## GIVEN INSTRUCTION
Extract every line of the material below and reproduce it faithfully.

## Dataset excerpt
* * * * *

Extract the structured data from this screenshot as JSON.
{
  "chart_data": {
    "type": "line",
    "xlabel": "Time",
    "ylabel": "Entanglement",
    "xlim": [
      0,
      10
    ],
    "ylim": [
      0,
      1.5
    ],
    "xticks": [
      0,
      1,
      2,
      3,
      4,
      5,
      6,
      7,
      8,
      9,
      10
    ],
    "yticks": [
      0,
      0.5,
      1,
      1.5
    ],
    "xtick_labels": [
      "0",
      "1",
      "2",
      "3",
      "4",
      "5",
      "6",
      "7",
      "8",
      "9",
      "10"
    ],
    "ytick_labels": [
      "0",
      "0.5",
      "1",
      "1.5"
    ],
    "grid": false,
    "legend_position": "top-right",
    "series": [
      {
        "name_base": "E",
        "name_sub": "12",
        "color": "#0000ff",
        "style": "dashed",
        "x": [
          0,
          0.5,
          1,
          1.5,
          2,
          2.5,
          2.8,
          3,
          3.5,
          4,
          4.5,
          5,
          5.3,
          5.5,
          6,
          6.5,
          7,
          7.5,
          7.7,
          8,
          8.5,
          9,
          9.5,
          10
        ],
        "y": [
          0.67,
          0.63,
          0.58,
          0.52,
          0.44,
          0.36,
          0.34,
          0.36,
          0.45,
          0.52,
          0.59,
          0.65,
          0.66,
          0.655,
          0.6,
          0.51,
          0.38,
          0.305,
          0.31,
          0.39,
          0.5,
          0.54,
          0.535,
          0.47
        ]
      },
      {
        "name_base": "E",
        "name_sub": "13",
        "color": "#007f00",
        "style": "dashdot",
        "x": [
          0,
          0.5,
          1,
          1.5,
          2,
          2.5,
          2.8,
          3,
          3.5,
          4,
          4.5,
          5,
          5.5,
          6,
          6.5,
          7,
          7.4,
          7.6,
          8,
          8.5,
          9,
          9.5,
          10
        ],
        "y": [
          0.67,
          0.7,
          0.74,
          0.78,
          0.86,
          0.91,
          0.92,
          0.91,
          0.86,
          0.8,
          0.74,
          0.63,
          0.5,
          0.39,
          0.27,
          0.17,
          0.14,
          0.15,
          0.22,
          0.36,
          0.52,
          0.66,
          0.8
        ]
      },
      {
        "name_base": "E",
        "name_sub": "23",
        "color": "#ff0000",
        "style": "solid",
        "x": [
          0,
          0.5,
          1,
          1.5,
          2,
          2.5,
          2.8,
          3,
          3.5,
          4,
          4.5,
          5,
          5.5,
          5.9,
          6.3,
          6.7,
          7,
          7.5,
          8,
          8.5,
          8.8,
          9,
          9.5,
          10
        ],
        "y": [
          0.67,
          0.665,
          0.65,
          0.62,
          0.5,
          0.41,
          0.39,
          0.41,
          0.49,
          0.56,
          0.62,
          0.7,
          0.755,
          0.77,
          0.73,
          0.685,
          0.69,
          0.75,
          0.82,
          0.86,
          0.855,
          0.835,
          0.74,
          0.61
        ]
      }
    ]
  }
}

* * * * *

## TASK SOLUTION
Extract the structured data from this screenshot as JSON.
{
  "chart_data": {
    "type": "line",
    "xlabel": "Time",
    "ylabel": "Entanglement",
    "xlim": [
      0,
      10
    ],
    "ylim": [
      0,
      1.5
    ],
    "xticks": [
      0,
      1,
      2,
      3,
      4,
      5,
      6,
      7,
      8,
      9,
      10
    ],
    "yticks": [
      0,
      0.5,
      1,
      1.5
    ],
    "xtick_labels": [
      "0",
      "1",
      "2",
      "3",
      "4",
      "5",
      "6",
      "7",
      "8",
      "9",
      "10"
    ],
    "ytick_labels": [
      "0",
      "0.5",
      "1",
      "1.5"
    ],
    "grid": false,
    "legend_position": "top-right",
    "series": [
      {
        "name_base": "E",
        "name_sub": "12",
        "color": "#0000ff",
        "style": "dashed",
        "x": [
          0,
          0.5,
          1,
          1.5,
          2,
          2.5,
          2.8,
          3,
          3.5,
          4,
          4.5,
          5,
          5.3,
          5.5,
          6,
          6.5,
          7,
          7.5,
          7.7,
          8,
          8.5,
          9,
          9.5,
          10
        ],
        "y": [
          0.67,
          0.63,
          0.58,
          0.52,
          0.44,
          0.36,
          0.34,
          0.36,
          0.45,
          0.52,
          0.59,
          0.65,
          0.66,
          0.655,
          0.6,
          0.51,
          0.38,
          0.305,
          0.31,
          0.39,
          0.5,
          0.54,
          0.535,
          0.47
        ]
      },
      {
        "name_base": "E",
        "name_sub": "13",
        "color": "#007f00",
        "style": "dashdot",
        "x": [
          0,
          0.5,
          1,
          1.5,
          2,
          2.5,
          2.8,
          3,
          3.5,
          4,
          4.5,
          5,
          5.5,
          6,
          6.5,
          7,
          7.4,
          7.6,
          8,
          8.5,
          9,
          9.5,
          10
        ],
        "y": [
          0.67,
          0.7,
          0.74,
          0.78,
          0.86,
          0.91,
          0.92,
          0.91,
          0.86,
          0.8,
          0.74,
          0.63,
          0.5,
          0.39,
          0.27,
          0.17,
          0.14,
          0.15,
          0.22,
          0.36,
          0.52,
          0.66,
          0.8
        ]
      },
      {
        "name_base": "E",
        "name_sub": "23",
        "color": "#ff0000",
        "style": "solid",
        "x": [
          0,
          0.5,
          1,
          1.5,
          2,
          2.5,
          2.8,
          3,
          3.5,
          4,
          4.5,
          5,
          5.5,
          5.9,
          6.3,
          6.7,
          7,
          7.5,
          8,
          8.5,
          8.8,
          9,
          9.5,
          10
        ],
        "y": [
          0.67,
          0.665,
          0.65,
          0.62,
          0.5,
          0.41,
          0.39,
          0.41,
          0.49,
          0.56,
          0.62,
          0.7,
          0.755,
          0.77,
          0.73,
          0.685,
          0.69,
          0.75,
          0.82,
          0.86,
          0.855,
          0.835,
          0.74,
          0.61
        ]
      }
    ]
  }
}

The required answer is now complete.